++++ DATA LISTING

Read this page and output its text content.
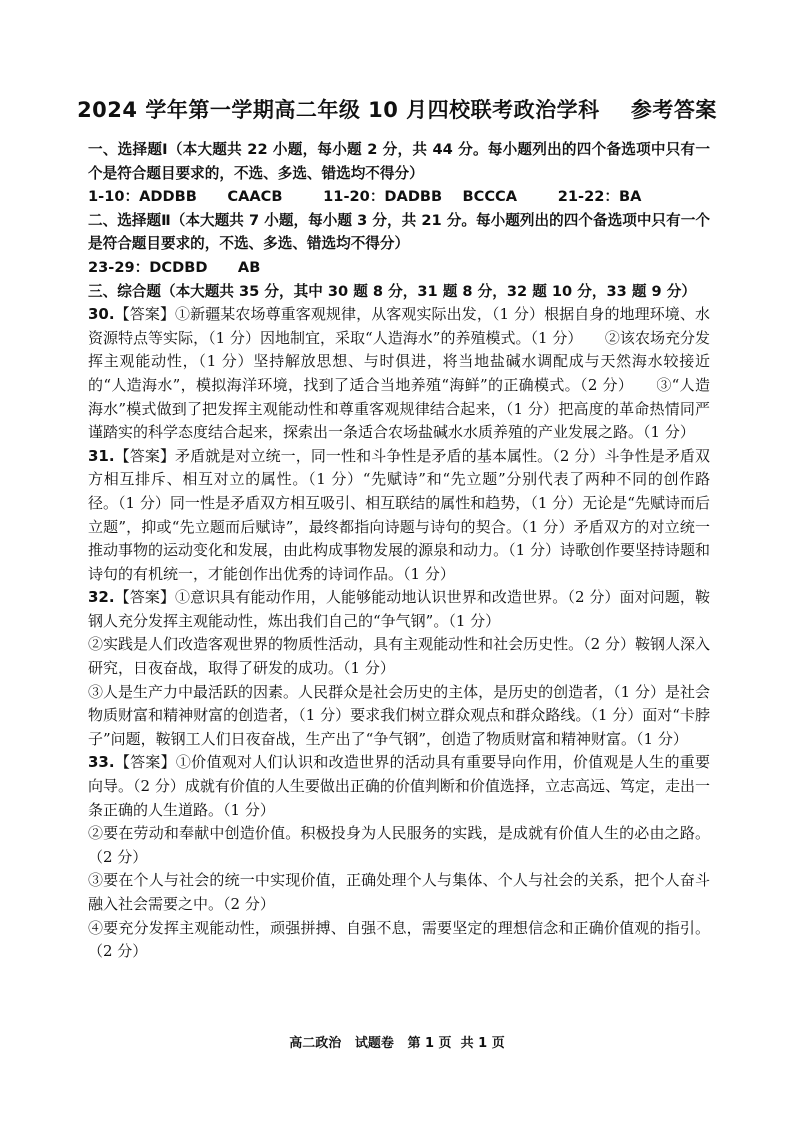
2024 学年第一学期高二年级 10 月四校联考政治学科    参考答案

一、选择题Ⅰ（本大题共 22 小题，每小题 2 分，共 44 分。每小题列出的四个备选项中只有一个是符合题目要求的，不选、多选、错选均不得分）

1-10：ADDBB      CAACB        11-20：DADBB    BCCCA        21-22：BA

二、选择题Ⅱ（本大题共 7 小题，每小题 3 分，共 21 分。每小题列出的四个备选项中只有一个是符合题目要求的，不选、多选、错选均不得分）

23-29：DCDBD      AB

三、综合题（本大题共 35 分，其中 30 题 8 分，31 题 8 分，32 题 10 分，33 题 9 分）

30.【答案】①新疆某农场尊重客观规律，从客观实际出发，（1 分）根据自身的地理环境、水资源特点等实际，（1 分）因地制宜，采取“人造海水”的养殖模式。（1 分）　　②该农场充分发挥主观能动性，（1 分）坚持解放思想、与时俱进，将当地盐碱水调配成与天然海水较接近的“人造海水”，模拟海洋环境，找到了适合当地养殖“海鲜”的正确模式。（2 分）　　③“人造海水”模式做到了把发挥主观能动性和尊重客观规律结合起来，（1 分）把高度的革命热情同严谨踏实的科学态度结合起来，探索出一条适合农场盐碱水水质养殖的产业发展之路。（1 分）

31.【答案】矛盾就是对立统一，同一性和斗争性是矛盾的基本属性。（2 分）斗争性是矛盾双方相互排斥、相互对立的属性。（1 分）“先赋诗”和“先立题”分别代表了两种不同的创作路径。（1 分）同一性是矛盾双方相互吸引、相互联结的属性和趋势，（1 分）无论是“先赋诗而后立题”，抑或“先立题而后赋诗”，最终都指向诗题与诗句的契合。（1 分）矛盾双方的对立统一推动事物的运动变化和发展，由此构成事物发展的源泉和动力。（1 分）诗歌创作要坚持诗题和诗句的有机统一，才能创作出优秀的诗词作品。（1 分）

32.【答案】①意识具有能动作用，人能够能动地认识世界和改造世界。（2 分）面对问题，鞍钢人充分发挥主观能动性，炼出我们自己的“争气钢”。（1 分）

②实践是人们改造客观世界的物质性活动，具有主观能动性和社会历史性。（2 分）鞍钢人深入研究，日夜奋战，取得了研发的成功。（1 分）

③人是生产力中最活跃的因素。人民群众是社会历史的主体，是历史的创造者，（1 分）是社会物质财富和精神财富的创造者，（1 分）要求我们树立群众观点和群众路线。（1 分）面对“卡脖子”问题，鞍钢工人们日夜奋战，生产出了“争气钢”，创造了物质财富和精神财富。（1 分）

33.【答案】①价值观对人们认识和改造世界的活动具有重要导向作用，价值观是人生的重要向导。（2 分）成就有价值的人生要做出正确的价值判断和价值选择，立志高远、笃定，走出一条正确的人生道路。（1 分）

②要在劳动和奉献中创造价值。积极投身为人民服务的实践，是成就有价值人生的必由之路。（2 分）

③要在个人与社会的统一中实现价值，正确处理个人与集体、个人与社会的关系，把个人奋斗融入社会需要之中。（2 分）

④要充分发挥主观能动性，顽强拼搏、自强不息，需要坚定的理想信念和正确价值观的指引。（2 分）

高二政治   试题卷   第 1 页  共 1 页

++++++++

**TASK REQUIREMENTS:** Exact duplication of all the records is required; pictures are omitted from the copy.

**CORRECT RESULT:**
Read this page and output its text content.
2024 学年第一学期高二年级 10 月四校联考政治学科    参考答案

一、选择题Ⅰ（本大题共 22 小题，每小题 2 分，共 44 分。每小题列出的四个备选项中只有一个是符合题目要求的，不选、多选、错选均不得分）

1-10：ADDBB      CAACB        11-20：DADBB    BCCCA        21-22：BA

二、选择题Ⅱ（本大题共 7 小题，每小题 3 分，共 21 分。每小题列出的四个备选项中只有一个是符合题目要求的，不选、多选、错选均不得分）

23-29：DCDBD      AB

三、综合题（本大题共 35 分，其中 30 题 8 分，31 题 8 分，32 题 10 分，33 题 9 分）

30.【答案】①新疆某农场尊重客观规律，从客观实际出发，（1 分）根据自身的地理环境、水资源特点等实际，（1 分）因地制宜，采取“人造海水”的养殖模式。（1 分）　　②该农场充分发挥主观能动性，（1 分）坚持解放思想、与时俱进，将当地盐碱水调配成与天然海水较接近的“人造海水”，模拟海洋环境，找到了适合当地养殖“海鲜”的正确模式。（2 分）　　③“人造海水”模式做到了把发挥主观能动性和尊重客观规律结合起来，（1 分）把高度的革命热情同严谨踏实的科学态度结合起来，探索出一条适合农场盐碱水水质养殖的产业发展之路。（1 分）

31.【答案】矛盾就是对立统一，同一性和斗争性是矛盾的基本属性。（2 分）斗争性是矛盾双方相互排斥、相互对立的属性。（1 分）“先赋诗”和“先立题”分别代表了两种不同的创作路径。（1 分）同一性是矛盾双方相互吸引、相互联结的属性和趋势，（1 分）无论是“先赋诗而后立题”，抑或“先立题而后赋诗”，最终都指向诗题与诗句的契合。（1 分）矛盾双方的对立统一推动事物的运动变化和发展，由此构成事物发展的源泉和动力。（1 分）诗歌创作要坚持诗题和诗句的有机统一，才能创作出优秀的诗词作品。（1 分）

32.【答案】①意识具有能动作用，人能够能动地认识世界和改造世界。（2 分）面对问题，鞍钢人充分发挥主观能动性，炼出我们自己的“争气钢”。（1 分）

②实践是人们改造客观世界的物质性活动，具有主观能动性和社会历史性。（2 分）鞍钢人深入研究，日夜奋战，取得了研发的成功。（1 分）

③人是生产力中最活跃的因素。人民群众是社会历史的主体，是历史的创造者，（1 分）是社会物质财富和精神财富的创造者，（1 分）要求我们树立群众观点和群众路线。（1 分）面对“卡脖子”问题，鞍钢工人们日夜奋战，生产出了“争气钢”，创造了物质财富和精神财富。（1 分）

33.【答案】①价值观对人们认识和改造世界的活动具有重要导向作用，价值观是人生的重要向导。（2 分）成就有价值的人生要做出正确的价值判断和价值选择，立志高远、笃定，走出一条正确的人生道路。（1 分）

②要在劳动和奉献中创造价值。积极投身为人民服务的实践，是成就有价值人生的必由之路。（2 分）

③要在个人与社会的统一中实现价值，正确处理个人与集体、个人与社会的关系，把个人奋斗融入社会需要之中。（2 分）

④要充分发挥主观能动性，顽强拼搏、自强不息，需要坚定的理想信念和正确价值观的指引。（2 分）

高二政治   试题卷   第 1 页  共 1 页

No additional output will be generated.